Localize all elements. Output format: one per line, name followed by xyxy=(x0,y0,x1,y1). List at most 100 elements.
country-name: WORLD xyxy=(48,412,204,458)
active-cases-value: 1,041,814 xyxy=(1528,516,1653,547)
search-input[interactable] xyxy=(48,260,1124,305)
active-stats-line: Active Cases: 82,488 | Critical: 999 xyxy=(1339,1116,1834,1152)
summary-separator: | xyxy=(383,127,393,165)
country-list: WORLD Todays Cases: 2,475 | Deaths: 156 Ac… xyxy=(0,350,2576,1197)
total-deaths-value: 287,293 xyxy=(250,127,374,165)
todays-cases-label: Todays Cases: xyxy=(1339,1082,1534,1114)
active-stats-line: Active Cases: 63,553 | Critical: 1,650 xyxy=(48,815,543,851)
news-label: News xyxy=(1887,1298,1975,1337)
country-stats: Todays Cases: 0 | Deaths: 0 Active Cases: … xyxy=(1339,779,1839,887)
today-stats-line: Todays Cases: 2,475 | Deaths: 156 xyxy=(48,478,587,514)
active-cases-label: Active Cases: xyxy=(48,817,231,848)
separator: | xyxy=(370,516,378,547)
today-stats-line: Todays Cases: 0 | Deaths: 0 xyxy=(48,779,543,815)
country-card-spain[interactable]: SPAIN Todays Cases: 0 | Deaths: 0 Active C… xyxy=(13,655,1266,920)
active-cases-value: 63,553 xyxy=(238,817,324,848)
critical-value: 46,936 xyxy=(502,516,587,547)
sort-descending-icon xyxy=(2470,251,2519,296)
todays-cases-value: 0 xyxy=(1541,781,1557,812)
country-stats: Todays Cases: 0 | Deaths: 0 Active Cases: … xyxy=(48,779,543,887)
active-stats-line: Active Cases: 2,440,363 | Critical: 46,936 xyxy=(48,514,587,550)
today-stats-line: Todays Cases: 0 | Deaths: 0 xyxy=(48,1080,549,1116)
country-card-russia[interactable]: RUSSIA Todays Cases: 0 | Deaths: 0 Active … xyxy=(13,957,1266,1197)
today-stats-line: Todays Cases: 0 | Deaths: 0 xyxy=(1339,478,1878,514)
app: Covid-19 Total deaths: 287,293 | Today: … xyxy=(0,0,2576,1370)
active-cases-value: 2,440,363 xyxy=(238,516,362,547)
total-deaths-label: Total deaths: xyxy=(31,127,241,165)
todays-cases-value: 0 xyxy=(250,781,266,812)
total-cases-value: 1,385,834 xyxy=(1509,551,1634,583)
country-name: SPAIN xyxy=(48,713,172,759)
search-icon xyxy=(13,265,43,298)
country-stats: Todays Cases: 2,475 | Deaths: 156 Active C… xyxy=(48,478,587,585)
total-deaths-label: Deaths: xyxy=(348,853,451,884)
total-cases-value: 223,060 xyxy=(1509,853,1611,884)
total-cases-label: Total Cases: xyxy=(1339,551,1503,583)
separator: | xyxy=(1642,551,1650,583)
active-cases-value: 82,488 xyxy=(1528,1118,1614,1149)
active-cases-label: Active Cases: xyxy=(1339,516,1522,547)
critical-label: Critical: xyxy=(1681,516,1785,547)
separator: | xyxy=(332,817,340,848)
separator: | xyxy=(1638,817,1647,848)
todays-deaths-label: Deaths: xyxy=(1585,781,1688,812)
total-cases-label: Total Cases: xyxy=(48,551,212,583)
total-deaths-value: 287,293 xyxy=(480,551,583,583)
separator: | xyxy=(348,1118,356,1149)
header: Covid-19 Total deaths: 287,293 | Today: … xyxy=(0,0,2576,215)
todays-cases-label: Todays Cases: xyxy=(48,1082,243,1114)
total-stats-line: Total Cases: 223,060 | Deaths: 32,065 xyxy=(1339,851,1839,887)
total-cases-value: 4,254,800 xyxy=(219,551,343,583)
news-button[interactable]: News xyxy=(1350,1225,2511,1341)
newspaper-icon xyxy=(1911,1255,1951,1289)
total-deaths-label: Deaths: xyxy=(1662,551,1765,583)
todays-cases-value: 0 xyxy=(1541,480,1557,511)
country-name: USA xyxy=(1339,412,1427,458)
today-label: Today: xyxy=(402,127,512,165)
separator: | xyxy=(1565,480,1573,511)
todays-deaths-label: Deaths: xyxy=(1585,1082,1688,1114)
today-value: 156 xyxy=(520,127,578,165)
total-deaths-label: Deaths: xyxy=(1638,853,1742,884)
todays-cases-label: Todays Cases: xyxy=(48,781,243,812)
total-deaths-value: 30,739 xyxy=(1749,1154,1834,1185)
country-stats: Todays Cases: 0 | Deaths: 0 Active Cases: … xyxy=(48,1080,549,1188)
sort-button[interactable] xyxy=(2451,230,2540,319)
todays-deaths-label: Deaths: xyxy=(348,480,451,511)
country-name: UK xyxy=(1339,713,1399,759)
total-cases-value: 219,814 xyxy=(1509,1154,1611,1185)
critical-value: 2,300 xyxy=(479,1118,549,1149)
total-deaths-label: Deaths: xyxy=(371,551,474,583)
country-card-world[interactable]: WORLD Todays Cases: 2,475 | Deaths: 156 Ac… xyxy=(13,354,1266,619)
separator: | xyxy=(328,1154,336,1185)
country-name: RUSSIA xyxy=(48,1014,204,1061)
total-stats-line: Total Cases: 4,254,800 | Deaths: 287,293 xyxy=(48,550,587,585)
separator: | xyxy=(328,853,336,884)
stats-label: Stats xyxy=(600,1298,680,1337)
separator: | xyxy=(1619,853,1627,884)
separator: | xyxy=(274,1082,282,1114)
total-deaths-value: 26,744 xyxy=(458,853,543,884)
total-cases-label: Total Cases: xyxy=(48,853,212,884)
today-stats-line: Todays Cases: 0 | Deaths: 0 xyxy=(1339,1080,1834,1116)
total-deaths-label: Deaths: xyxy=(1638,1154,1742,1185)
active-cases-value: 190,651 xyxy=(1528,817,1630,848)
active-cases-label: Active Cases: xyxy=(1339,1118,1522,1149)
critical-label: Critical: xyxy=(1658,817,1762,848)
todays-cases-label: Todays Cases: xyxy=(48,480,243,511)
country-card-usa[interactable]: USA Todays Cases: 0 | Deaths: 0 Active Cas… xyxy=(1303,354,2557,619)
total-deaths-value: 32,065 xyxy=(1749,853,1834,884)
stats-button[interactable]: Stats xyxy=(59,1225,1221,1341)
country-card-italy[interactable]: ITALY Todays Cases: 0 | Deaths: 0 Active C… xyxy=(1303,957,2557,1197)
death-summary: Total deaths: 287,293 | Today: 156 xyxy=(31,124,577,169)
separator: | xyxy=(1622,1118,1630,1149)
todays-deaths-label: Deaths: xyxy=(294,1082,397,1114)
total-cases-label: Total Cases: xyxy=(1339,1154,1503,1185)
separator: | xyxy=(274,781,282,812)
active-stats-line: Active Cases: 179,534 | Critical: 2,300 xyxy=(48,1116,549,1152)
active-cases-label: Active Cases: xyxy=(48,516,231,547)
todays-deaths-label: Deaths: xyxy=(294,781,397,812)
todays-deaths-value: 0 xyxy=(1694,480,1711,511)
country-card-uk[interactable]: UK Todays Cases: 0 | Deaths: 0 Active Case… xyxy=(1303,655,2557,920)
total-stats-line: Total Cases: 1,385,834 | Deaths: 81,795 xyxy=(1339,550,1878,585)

■ Work to complete
Which lines in the data above contain the string "WORLD"? Pick out and copy each one, matching case exactly.

■ Exercise output
country-name: WORLD xyxy=(48,412,204,458)
country-list: WORLD Todays Cases: 2,475 | Deaths: 156 Ac… xyxy=(0,350,2576,1197)
country-card-world[interactable]: WORLD Todays Cases: 2,475 | Deaths: 156 Ac… xyxy=(13,354,1266,619)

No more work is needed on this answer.